(Records about charts and figures)

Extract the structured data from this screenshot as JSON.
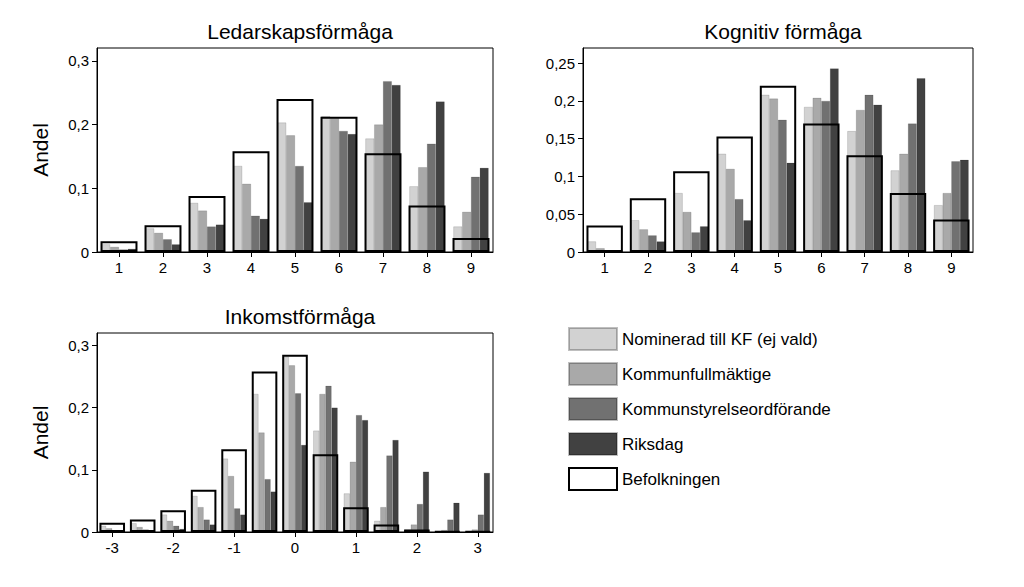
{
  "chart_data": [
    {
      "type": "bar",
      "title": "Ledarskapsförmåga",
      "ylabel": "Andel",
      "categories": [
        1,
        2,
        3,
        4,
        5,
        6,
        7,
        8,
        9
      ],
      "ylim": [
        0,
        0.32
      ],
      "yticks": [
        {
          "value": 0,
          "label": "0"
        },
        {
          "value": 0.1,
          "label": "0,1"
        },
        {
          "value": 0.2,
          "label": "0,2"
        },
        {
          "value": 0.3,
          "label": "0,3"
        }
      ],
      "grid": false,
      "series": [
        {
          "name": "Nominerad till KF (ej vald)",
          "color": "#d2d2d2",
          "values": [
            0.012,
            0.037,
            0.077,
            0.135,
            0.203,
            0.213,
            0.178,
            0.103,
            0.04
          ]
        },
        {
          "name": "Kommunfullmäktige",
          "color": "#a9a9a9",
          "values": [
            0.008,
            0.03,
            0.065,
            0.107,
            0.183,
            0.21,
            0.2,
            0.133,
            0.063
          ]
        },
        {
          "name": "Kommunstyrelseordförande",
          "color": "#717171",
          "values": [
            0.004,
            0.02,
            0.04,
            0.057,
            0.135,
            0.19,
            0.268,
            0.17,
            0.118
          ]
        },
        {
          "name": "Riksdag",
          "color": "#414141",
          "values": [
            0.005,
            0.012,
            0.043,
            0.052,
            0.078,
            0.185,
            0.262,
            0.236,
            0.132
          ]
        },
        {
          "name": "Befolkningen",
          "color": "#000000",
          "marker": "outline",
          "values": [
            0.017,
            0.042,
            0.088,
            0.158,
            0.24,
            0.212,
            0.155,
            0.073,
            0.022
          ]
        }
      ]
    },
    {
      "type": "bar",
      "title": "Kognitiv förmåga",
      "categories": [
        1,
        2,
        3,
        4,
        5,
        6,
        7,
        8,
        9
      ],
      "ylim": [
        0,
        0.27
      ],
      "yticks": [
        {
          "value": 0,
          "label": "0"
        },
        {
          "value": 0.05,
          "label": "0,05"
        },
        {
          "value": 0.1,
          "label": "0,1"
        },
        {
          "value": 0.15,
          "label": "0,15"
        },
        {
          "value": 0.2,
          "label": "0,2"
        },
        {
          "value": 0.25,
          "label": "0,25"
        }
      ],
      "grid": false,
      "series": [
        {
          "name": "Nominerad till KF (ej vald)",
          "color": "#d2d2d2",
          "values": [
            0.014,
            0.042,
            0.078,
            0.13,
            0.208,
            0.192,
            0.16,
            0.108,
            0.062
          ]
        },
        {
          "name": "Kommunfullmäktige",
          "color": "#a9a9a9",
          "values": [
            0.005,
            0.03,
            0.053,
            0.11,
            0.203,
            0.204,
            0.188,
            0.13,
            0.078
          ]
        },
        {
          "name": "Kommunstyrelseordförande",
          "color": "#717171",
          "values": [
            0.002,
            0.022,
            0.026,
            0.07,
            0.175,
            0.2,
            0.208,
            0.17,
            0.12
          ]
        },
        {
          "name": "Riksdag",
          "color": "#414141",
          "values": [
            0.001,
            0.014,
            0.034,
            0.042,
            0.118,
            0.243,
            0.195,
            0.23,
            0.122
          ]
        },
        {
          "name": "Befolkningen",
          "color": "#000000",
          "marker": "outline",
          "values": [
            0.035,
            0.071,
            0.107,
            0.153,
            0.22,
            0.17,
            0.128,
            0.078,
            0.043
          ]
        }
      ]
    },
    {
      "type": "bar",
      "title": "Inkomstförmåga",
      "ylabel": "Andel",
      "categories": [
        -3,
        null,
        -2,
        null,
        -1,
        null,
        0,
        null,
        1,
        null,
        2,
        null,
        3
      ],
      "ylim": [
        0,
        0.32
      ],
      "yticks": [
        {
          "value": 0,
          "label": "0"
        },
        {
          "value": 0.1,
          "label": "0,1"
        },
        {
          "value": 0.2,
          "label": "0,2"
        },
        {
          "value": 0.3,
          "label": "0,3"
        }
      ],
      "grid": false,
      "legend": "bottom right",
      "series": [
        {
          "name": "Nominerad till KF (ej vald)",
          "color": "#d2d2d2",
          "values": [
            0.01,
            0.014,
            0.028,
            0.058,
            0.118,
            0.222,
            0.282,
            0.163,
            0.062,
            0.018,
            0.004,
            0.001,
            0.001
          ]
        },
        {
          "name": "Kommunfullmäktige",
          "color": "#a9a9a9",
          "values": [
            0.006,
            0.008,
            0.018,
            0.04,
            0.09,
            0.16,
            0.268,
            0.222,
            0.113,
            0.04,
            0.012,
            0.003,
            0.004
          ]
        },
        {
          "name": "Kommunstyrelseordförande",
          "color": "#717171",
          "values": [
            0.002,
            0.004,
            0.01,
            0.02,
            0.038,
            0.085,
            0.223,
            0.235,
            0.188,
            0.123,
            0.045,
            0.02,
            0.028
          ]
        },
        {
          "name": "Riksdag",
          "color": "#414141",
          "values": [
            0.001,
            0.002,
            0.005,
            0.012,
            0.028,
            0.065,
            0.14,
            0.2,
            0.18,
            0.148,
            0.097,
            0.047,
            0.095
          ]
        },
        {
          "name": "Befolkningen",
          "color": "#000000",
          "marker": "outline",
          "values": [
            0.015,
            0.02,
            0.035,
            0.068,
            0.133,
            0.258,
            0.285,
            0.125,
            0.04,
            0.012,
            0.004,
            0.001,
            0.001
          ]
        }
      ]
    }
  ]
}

Goal of the exercise — Copy every entry exactly as written. Pictures are excluded.

Task response —
Extract the structured data from this screenshot as JSON.
{
  "chart_data": [
    {
      "type": "bar",
      "title": "Ledarskapsförmåga",
      "ylabel": "Andel",
      "categories": [
        1,
        2,
        3,
        4,
        5,
        6,
        7,
        8,
        9
      ],
      "ylim": [
        0,
        0.32
      ],
      "yticks": [
        {
          "value": 0,
          "label": "0"
        },
        {
          "value": 0.1,
          "label": "0,1"
        },
        {
          "value": 0.2,
          "label": "0,2"
        },
        {
          "value": 0.3,
          "label": "0,3"
        }
      ],
      "grid": false,
      "series": [
        {
          "name": "Nominerad till KF (ej vald)",
          "color": "#d2d2d2",
          "values": [
            0.012,
            0.037,
            0.077,
            0.135,
            0.203,
            0.213,
            0.178,
            0.103,
            0.04
          ]
        },
        {
          "name": "Kommunfullmäktige",
          "color": "#a9a9a9",
          "values": [
            0.008,
            0.03,
            0.065,
            0.107,
            0.183,
            0.21,
            0.2,
            0.133,
            0.063
          ]
        },
        {
          "name": "Kommunstyrelseordförande",
          "color": "#717171",
          "values": [
            0.004,
            0.02,
            0.04,
            0.057,
            0.135,
            0.19,
            0.268,
            0.17,
            0.118
          ]
        },
        {
          "name": "Riksdag",
          "color": "#414141",
          "values": [
            0.005,
            0.012,
            0.043,
            0.052,
            0.078,
            0.185,
            0.262,
            0.236,
            0.132
          ]
        },
        {
          "name": "Befolkningen",
          "color": "#000000",
          "marker": "outline",
          "values": [
            0.017,
            0.042,
            0.088,
            0.158,
            0.24,
            0.212,
            0.155,
            0.073,
            0.022
          ]
        }
      ]
    },
    {
      "type": "bar",
      "title": "Kognitiv förmåga",
      "categories": [
        1,
        2,
        3,
        4,
        5,
        6,
        7,
        8,
        9
      ],
      "ylim": [
        0,
        0.27
      ],
      "yticks": [
        {
          "value": 0,
          "label": "0"
        },
        {
          "value": 0.05,
          "label": "0,05"
        },
        {
          "value": 0.1,
          "label": "0,1"
        },
        {
          "value": 0.15,
          "label": "0,15"
        },
        {
          "value": 0.2,
          "label": "0,2"
        },
        {
          "value": 0.25,
          "label": "0,25"
        }
      ],
      "grid": false,
      "series": [
        {
          "name": "Nominerad till KF (ej vald)",
          "color": "#d2d2d2",
          "values": [
            0.014,
            0.042,
            0.078,
            0.13,
            0.208,
            0.192,
            0.16,
            0.108,
            0.062
          ]
        },
        {
          "name": "Kommunfullmäktige",
          "color": "#a9a9a9",
          "values": [
            0.005,
            0.03,
            0.053,
            0.11,
            0.203,
            0.204,
            0.188,
            0.13,
            0.078
          ]
        },
        {
          "name": "Kommunstyrelseordförande",
          "color": "#717171",
          "values": [
            0.002,
            0.022,
            0.026,
            0.07,
            0.175,
            0.2,
            0.208,
            0.17,
            0.12
          ]
        },
        {
          "name": "Riksdag",
          "color": "#414141",
          "values": [
            0.001,
            0.014,
            0.034,
            0.042,
            0.118,
            0.243,
            0.195,
            0.23,
            0.122
          ]
        },
        {
          "name": "Befolkningen",
          "color": "#000000",
          "marker": "outline",
          "values": [
            0.035,
            0.071,
            0.107,
            0.153,
            0.22,
            0.17,
            0.128,
            0.078,
            0.043
          ]
        }
      ]
    },
    {
      "type": "bar",
      "title": "Inkomstförmåga",
      "ylabel": "Andel",
      "categories": [
        -3,
        null,
        -2,
        null,
        -1,
        null,
        0,
        null,
        1,
        null,
        2,
        null,
        3
      ],
      "ylim": [
        0,
        0.32
      ],
      "yticks": [
        {
          "value": 0,
          "label": "0"
        },
        {
          "value": 0.1,
          "label": "0,1"
        },
        {
          "value": 0.2,
          "label": "0,2"
        },
        {
          "value": 0.3,
          "label": "0,3"
        }
      ],
      "grid": false,
      "legend": "bottom right",
      "series": [
        {
          "name": "Nominerad till KF (ej vald)",
          "color": "#d2d2d2",
          "values": [
            0.01,
            0.014,
            0.028,
            0.058,
            0.118,
            0.222,
            0.282,
            0.163,
            0.062,
            0.018,
            0.004,
            0.001,
            0.001
          ]
        },
        {
          "name": "Kommunfullmäktige",
          "color": "#a9a9a9",
          "values": [
            0.006,
            0.008,
            0.018,
            0.04,
            0.09,
            0.16,
            0.268,
            0.222,
            0.113,
            0.04,
            0.012,
            0.003,
            0.004
          ]
        },
        {
          "name": "Kommunstyrelseordförande",
          "color": "#717171",
          "values": [
            0.002,
            0.004,
            0.01,
            0.02,
            0.038,
            0.085,
            0.223,
            0.235,
            0.188,
            0.123,
            0.045,
            0.02,
            0.028
          ]
        },
        {
          "name": "Riksdag",
          "color": "#414141",
          "values": [
            0.001,
            0.002,
            0.005,
            0.012,
            0.028,
            0.065,
            0.14,
            0.2,
            0.18,
            0.148,
            0.097,
            0.047,
            0.095
          ]
        },
        {
          "name": "Befolkningen",
          "color": "#000000",
          "marker": "outline",
          "values": [
            0.015,
            0.02,
            0.035,
            0.068,
            0.133,
            0.258,
            0.285,
            0.125,
            0.04,
            0.012,
            0.004,
            0.001,
            0.001
          ]
        }
      ]
    }
  ]
}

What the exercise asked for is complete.